▸ Work to do
Go through the records underneath and write each one out again exactly.

▸ Records to process
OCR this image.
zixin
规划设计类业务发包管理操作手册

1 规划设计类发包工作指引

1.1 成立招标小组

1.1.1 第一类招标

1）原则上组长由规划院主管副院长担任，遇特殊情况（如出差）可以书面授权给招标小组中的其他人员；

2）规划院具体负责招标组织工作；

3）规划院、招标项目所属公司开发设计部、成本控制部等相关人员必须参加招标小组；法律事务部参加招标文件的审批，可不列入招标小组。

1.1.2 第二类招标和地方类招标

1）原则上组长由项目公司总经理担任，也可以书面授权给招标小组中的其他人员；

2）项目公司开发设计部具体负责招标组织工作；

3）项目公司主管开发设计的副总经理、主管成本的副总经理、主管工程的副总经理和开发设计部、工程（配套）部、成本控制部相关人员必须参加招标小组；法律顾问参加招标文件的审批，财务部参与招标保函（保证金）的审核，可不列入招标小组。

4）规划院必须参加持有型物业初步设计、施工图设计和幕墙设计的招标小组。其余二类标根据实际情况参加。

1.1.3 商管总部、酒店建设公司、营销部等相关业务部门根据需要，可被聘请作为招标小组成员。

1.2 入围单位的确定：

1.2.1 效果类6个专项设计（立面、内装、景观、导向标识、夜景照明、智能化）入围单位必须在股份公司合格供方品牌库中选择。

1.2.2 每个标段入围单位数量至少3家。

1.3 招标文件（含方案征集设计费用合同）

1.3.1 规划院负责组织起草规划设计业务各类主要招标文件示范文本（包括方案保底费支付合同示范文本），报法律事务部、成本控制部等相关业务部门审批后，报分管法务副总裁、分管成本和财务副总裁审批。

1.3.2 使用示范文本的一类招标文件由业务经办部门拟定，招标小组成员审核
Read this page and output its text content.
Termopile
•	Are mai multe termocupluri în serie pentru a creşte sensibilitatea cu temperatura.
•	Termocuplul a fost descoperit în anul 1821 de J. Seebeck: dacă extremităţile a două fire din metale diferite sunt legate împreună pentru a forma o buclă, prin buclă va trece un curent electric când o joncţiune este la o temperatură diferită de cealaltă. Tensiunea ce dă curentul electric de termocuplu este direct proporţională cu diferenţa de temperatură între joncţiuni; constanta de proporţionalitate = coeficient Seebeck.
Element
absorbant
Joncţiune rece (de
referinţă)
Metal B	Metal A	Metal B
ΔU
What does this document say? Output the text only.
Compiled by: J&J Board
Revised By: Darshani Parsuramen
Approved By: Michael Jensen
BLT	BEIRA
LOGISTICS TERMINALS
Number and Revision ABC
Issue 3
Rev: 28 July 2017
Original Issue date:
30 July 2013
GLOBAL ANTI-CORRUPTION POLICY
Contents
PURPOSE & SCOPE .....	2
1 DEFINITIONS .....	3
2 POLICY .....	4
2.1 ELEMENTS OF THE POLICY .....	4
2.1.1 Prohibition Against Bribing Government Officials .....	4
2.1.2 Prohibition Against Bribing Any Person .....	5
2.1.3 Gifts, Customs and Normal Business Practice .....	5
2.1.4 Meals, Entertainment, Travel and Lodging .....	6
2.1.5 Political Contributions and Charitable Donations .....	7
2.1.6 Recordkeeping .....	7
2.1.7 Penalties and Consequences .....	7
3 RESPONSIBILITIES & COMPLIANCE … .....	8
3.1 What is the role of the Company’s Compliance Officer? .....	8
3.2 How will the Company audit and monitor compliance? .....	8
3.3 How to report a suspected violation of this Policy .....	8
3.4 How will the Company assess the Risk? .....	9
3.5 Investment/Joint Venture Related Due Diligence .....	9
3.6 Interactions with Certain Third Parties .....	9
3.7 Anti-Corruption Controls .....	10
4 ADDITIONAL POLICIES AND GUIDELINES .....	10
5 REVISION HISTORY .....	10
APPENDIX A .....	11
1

▸ Written response
OCR this image.
zixin
规划设计类业务发包管理操作手册

1 规划设计类发包工作指引

1.1 成立招标小组

1.1.1 第一类招标

1）原则上组长由规划院主管副院长担任，遇特殊情况（如出差）可以书面授权给招标小组中的其他人员；

2）规划院具体负责招标组织工作；

3）规划院、招标项目所属公司开发设计部、成本控制部等相关人员必须参加招标小组；法律事务部参加招标文件的审批，可不列入招标小组。

1.1.2 第二类招标和地方类招标

1）原则上组长由项目公司总经理担任，也可以书面授权给招标小组中的其他人员；

2）项目公司开发设计部具体负责招标组织工作；

3）项目公司主管开发设计的副总经理、主管成本的副总经理、主管工程的副总经理和开发设计部、工程（配套）部、成本控制部相关人员必须参加招标小组；法律顾问参加招标文件的审批，财务部参与招标保函（保证金）的审核，可不列入招标小组。

4）规划院必须参加持有型物业初步设计、施工图设计和幕墙设计的招标小组。其余二类标根据实际情况参加。

1.1.3 商管总部、酒店建设公司、营销部等相关业务部门根据需要，可被聘请作为招标小组成员。

1.2 入围单位的确定：

1.2.1 效果类6个专项设计（立面、内装、景观、导向标识、夜景照明、智能化）入围单位必须在股份公司合格供方品牌库中选择。

1.2.2 每个标段入围单位数量至少3家。

1.3 招标文件（含方案征集设计费用合同）

1.3.1 规划院负责组织起草规划设计业务各类主要招标文件示范文本（包括方案保底费支付合同示范文本），报法律事务部、成本控制部等相关业务部门审批后，报分管法务副总裁、分管成本和财务副总裁审批。

1.3.2 使用示范文本的一类招标文件由业务经办部门拟定，招标小组成员审核
Read this page and output its text content.
Termopile
•	Are mai multe termocupluri în serie pentru a creşte sensibilitatea cu temperatura.
•	Termocuplul a fost descoperit în anul 1821 de J. Seebeck: dacă extremităţile a două fire din metale diferite sunt legate împreună pentru a forma o buclă, prin buclă va trece un curent electric când o joncţiune este la o temperatură diferită de cealaltă. Tensiunea ce dă curentul electric de termocuplu este direct proporţională cu diferenţa de temperatură între joncţiuni; constanta de proporţionalitate = coeficient Seebeck.
Element
absorbant
Joncţiune rece (de
referinţă)
Metal B	Metal A	Metal B
ΔU
What does this document say? Output the text only.
Compiled by: J&J Board
Revised By: Darshani Parsuramen
Approved By: Michael Jensen
BLT	BEIRA
LOGISTICS TERMINALS
Number and Revision ABC
Issue 3
Rev: 28 July 2017
Original Issue date:
30 July 2013
GLOBAL ANTI-CORRUPTION POLICY
Contents
PURPOSE & SCOPE .....	2
1 DEFINITIONS .....	3
2 POLICY .....	4
2.1 ELEMENTS OF THE POLICY .....	4
2.1.1 Prohibition Against Bribing Government Officials .....	4
2.1.2 Prohibition Against Bribing Any Person .....	5
2.1.3 Gifts, Customs and Normal Business Practice .....	5
2.1.4 Meals, Entertainment, Travel and Lodging .....	6
2.1.5 Political Contributions and Charitable Donations .....	7
2.1.6 Recordkeeping .....	7
2.1.7 Penalties and Consequences .....	7
3 RESPONSIBILITIES & COMPLIANCE … .....	8
3.1 What is the role of the Company’s Compliance Officer? .....	8
3.2 How will the Company audit and monitor compliance? .....	8
3.3 How to report a suspected violation of this Policy .....	8
3.4 How will the Company assess the Risk? .....	9
3.5 Investment/Joint Venture Related Due Diligence .....	9
3.6 Interactions with Certain Third Parties .....	9
3.7 Anti-Corruption Controls .....	10
4 ADDITIONAL POLICIES AND GUIDELINES .....	10
5 REVISION HISTORY .....	10
APPENDIX A .....	11
1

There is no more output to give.